Lines of data
= = =
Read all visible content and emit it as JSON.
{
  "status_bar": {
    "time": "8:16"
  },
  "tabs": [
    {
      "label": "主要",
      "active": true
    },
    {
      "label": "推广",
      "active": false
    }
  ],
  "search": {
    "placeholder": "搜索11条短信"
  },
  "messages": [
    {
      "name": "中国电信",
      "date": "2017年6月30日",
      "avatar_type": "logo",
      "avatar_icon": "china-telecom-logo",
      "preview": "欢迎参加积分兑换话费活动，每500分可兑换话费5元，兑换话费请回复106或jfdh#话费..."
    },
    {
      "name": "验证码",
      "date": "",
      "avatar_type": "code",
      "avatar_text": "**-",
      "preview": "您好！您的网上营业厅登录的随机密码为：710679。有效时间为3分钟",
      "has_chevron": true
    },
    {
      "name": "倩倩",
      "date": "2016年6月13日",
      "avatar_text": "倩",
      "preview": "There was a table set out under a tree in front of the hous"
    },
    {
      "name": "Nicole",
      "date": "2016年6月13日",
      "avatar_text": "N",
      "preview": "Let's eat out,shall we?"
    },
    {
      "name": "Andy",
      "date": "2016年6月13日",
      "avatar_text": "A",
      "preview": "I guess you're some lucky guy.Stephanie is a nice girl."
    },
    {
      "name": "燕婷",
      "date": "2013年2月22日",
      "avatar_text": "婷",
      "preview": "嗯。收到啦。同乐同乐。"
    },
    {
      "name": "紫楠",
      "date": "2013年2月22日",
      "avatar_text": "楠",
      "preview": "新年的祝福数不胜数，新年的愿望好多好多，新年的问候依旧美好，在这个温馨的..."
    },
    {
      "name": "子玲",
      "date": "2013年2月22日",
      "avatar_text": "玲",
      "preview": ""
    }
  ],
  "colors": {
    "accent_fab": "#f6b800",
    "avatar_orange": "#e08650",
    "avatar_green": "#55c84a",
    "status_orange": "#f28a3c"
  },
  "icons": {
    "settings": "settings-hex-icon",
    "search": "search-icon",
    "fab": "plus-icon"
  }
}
= = =
**Given instruction:** Quote the entire listing above exactly.

**Task response:**
Read all visible content and emit it as JSON.
{
  "status_bar": {
    "time": "8:16"
  },
  "tabs": [
    {
      "label": "主要",
      "active": true
    },
    {
      "label": "推广",
      "active": false
    }
  ],
  "search": {
    "placeholder": "搜索11条短信"
  },
  "messages": [
    {
      "name": "中国电信",
      "date": "2017年6月30日",
      "avatar_type": "logo",
      "avatar_icon": "china-telecom-logo",
      "preview": "欢迎参加积分兑换话费活动，每500分可兑换话费5元，兑换话费请回复106或jfdh#话费..."
    },
    {
      "name": "验证码",
      "date": "",
      "avatar_type": "code",
      "avatar_text": "**-",
      "preview": "您好！您的网上营业厅登录的随机密码为：710679。有效时间为3分钟",
      "has_chevron": true
    },
    {
      "name": "倩倩",
      "date": "2016年6月13日",
      "avatar_text": "倩",
      "preview": "There was a table set out under a tree in front of the hous"
    },
    {
      "name": "Nicole",
      "date": "2016年6月13日",
      "avatar_text": "N",
      "preview": "Let's eat out,shall we?"
    },
    {
      "name": "Andy",
      "date": "2016年6月13日",
      "avatar_text": "A",
      "preview": "I guess you're some lucky guy.Stephanie is a nice girl."
    },
    {
      "name": "燕婷",
      "date": "2013年2月22日",
      "avatar_text": "婷",
      "preview": "嗯。收到啦。同乐同乐。"
    },
    {
      "name": "紫楠",
      "date": "2013年2月22日",
      "avatar_text": "楠",
      "preview": "新年的祝福数不胜数，新年的愿望好多好多，新年的问候依旧美好，在这个温馨的..."
    },
    {
      "name": "子玲",
      "date": "2013年2月22日",
      "avatar_text": "玲",
      "preview": ""
    }
  ],
  "colors": {
    "accent_fab": "#f6b800",
    "avatar_orange": "#e08650",
    "avatar_green": "#55c84a",
    "status_orange": "#f28a3c"
  },
  "icons": {
    "settings": "settings-hex-icon",
    "search": "search-icon",
    "fab": "plus-icon"
  }
}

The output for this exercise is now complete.